Objective: Recast these lines as a Markdown table with a "Row" column holding the row number and a "Line" column holding the line, leaving out any blank lines.

═══ Information supplied ═══

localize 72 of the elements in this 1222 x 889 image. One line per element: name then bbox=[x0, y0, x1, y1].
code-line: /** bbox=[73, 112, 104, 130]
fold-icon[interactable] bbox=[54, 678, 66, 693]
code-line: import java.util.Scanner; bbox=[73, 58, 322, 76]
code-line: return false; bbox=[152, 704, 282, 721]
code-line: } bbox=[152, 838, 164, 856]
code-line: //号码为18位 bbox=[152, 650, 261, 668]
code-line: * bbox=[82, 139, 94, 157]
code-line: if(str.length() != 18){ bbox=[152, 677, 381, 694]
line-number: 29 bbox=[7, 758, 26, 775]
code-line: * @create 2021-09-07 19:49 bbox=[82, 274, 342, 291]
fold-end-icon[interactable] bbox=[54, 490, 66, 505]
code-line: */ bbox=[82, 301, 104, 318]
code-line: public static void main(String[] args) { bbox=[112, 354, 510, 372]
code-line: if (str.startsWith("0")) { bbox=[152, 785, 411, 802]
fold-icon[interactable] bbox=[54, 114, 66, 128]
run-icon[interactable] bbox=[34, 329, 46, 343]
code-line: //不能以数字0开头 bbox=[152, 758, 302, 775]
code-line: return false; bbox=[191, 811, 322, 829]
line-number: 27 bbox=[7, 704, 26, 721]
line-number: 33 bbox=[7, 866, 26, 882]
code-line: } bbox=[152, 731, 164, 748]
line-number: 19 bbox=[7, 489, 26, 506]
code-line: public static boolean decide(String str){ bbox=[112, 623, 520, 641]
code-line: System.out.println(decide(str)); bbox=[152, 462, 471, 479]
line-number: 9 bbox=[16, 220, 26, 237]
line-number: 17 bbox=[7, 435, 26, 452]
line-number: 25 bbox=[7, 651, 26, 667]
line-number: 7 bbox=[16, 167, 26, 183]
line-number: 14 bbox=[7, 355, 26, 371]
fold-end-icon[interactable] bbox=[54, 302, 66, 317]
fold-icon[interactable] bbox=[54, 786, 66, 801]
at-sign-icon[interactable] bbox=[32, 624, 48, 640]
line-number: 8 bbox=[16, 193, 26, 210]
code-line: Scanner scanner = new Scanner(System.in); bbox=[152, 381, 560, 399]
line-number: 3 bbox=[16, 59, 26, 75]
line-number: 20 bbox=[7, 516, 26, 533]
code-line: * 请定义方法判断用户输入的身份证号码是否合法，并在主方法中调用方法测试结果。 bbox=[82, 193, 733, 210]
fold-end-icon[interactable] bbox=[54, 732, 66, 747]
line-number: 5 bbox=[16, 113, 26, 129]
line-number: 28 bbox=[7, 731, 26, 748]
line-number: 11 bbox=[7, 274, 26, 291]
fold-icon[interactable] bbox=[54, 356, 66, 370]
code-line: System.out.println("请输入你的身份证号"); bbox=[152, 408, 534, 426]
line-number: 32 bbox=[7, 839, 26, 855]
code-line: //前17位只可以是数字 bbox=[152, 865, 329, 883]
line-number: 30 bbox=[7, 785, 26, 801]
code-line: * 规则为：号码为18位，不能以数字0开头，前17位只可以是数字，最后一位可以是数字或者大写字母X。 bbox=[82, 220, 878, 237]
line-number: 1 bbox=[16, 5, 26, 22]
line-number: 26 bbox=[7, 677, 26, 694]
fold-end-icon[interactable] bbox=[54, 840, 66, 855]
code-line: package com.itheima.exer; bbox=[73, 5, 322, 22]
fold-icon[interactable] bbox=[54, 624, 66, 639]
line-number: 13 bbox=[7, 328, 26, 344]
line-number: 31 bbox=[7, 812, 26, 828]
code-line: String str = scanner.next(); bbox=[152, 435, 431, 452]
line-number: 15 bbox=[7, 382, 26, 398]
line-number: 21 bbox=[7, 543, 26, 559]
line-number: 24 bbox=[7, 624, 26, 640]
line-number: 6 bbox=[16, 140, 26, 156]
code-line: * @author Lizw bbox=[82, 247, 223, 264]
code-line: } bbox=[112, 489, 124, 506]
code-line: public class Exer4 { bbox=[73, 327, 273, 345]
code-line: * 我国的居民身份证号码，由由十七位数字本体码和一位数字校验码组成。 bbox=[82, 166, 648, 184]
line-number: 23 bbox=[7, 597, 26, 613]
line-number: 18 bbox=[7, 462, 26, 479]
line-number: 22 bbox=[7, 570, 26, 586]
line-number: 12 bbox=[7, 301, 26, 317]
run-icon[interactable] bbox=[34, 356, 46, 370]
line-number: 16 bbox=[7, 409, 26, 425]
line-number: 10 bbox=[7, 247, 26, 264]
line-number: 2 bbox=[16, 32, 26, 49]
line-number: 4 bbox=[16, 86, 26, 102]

═══

Task result:
| Row | Line |
|---|---|
| 1 | localize 72 of the elements in this 1222 x 889 image. One line per element: name then bbox=[x0, y0, x1, y1]. |
| 2 | code-line: /** bbox=[73, 112, 104, 130] |
| 3 | fold-icon[interactable] bbox=[54, 678, 66, 693] |
| 4 | code-line: import java.util.Scanner; bbox=[73, 58, 322, 76] |
| 5 | code-line: return false; bbox=[152, 704, 282, 721] |
| 6 | code-line: } bbox=[152, 838, 164, 856] |
| 7 | code-line: //号码为18位 bbox=[152, 650, 261, 668] |
| 8 | code-line: * bbox=[82, 139, 94, 157] |
| 9 | code-line: if(str.length() != 18){ bbox=[152, 677, 381, 694] |
| 10 | line-number: 29 bbox=[7, 758, 26, 775] |
| 11 | code-line: * @create 2021-09-07 19:49 bbox=[82, 274, 342, 291] |
| 12 | fold-end-icon[interactable] bbox=[54, 490, 66, 505] |
| 13 | code-line: */ bbox=[82, 301, 104, 318] |
| 14 | code-line: public static void main(String[] args) { bbox=[112, 354, 510, 372] |
| 15 | code-line: if (str.startsWith("0")) { bbox=[152, 785, 411, 802] |
| 16 | fold-icon[interactable] bbox=[54, 114, 66, 128] |
| 17 | run-icon[interactable] bbox=[34, 329, 46, 343] |
| 18 | code-line: //不能以数字0开头 bbox=[152, 758, 302, 775] |
| 19 | code-line: return false; bbox=[191, 811, 322, 829] |
| 20 | line-number: 27 bbox=[7, 704, 26, 721] |
| 21 | line-number: 33 bbox=[7, 866, 26, 882] |
| 22 | code-line: } bbox=[152, 731, 164, 748] |
| 23 | line-number: 19 bbox=[7, 489, 26, 506] |
| 24 | code-line: public static boolean decide(String str){ bbox=[112, 623, 520, 641] |
| 25 | code-line: System.out.println(decide(str)); bbox=[152, 462, 471, 479] |
| 26 | line-number: 9 bbox=[16, 220, 26, 237] |
| 27 | line-number: 17 bbox=[7, 435, 26, 452] |
| 28 | line-number: 25 bbox=[7, 651, 26, 667] |
| 29 | line-number: 7 bbox=[16, 167, 26, 183] |
| 30 | line-number: 14 bbox=[7, 355, 26, 371] |
| 31 | fold-end-icon[interactable] bbox=[54, 302, 66, 317] |
| 32 | fold-icon[interactable] bbox=[54, 786, 66, 801] |
| 33 | at-sign-icon[interactable] bbox=[32, 624, 48, 640] |
| 34 | line-number: 8 bbox=[16, 193, 26, 210] |
| 35 | code-line: Scanner scanner = new Scanner(System.in); bbox=[152, 381, 560, 399] |
| 36 | line-number: 3 bbox=[16, 59, 26, 75] |
| 37 | line-number: 20 bbox=[7, 516, 26, 533] |
| 38 | code-line: * 请定义方法判断用户输入的身份证号码是否合法，并在主方法中调用方法测试结果。 bbox=[82, 193, 733, 210] |
| 39 | fold-end-icon[interactable] bbox=[54, 732, 66, 747] |
| 40 | line-number: 5 bbox=[16, 113, 26, 129] |
| 41 | line-number: 28 bbox=[7, 731, 26, 748] |
| 42 | line-number: 11 bbox=[7, 274, 26, 291] |
| 43 | fold-icon[interactable] bbox=[54, 356, 66, 370] |
| 44 | code-line: System.out.println("请输入你的身份证号"); bbox=[152, 408, 534, 426] |
| 45 | line-number: 32 bbox=[7, 839, 26, 855] |
| 46 | code-line: //前17位只可以是数字 bbox=[152, 865, 329, 883] |
| 47 | line-number: 30 bbox=[7, 785, 26, 801] |
| 48 | code-line: * 规则为：号码为18位，不能以数字0开头，前17位只可以是数字，最后一位可以是数字或者大写字母X。 bbox=[82, 220, 878, 237] |
| 49 | line-number: 1 bbox=[16, 5, 26, 22] |
| 50 | line-number: 26 bbox=[7, 677, 26, 694] |
| 51 | fold-end-icon[interactable] bbox=[54, 840, 66, 855] |
| 52 | code-line: package com.itheima.exer; bbox=[73, 5, 322, 22] |
| 53 | fold-icon[interactable] bbox=[54, 624, 66, 639] |
| 54 | line-number: 13 bbox=[7, 328, 26, 344] |
| 55 | line-number: 31 bbox=[7, 812, 26, 828] |
| 56 | code-line: String str = scanner.next(); bbox=[152, 435, 431, 452] |
| 57 | line-number: 15 bbox=[7, 382, 26, 398] |
| 58 | line-number: 21 bbox=[7, 543, 26, 559] |
| 59 | line-number: 24 bbox=[7, 624, 26, 640] |
| 60 | line-number: 6 bbox=[16, 140, 26, 156] |
| 61 | code-line: * @author Lizw bbox=[82, 247, 223, 264] |
| 62 | code-line: } bbox=[112, 489, 124, 506] |
| 63 | code-line: public class Exer4 { bbox=[73, 327, 273, 345] |
| 64 | code-line: * 我国的居民身份证号码，由由十七位数字本体码和一位数字校验码组成。 bbox=[82, 166, 648, 184] |
| 65 | line-number: 23 bbox=[7, 597, 26, 613] |
| 66 | line-number: 18 bbox=[7, 462, 26, 479] |
| 67 | line-number: 22 bbox=[7, 570, 26, 586] |
| 68 | line-number: 12 bbox=[7, 301, 26, 317] |
| 69 | run-icon[interactable] bbox=[34, 356, 46, 370] |
| 70 | line-number: 16 bbox=[7, 409, 26, 425] |
| 71 | line-number: 10 bbox=[7, 247, 26, 264] |
| 72 | line-number: 2 bbox=[16, 32, 26, 49] |
| 73 | line-number: 4 bbox=[16, 86, 26, 102] |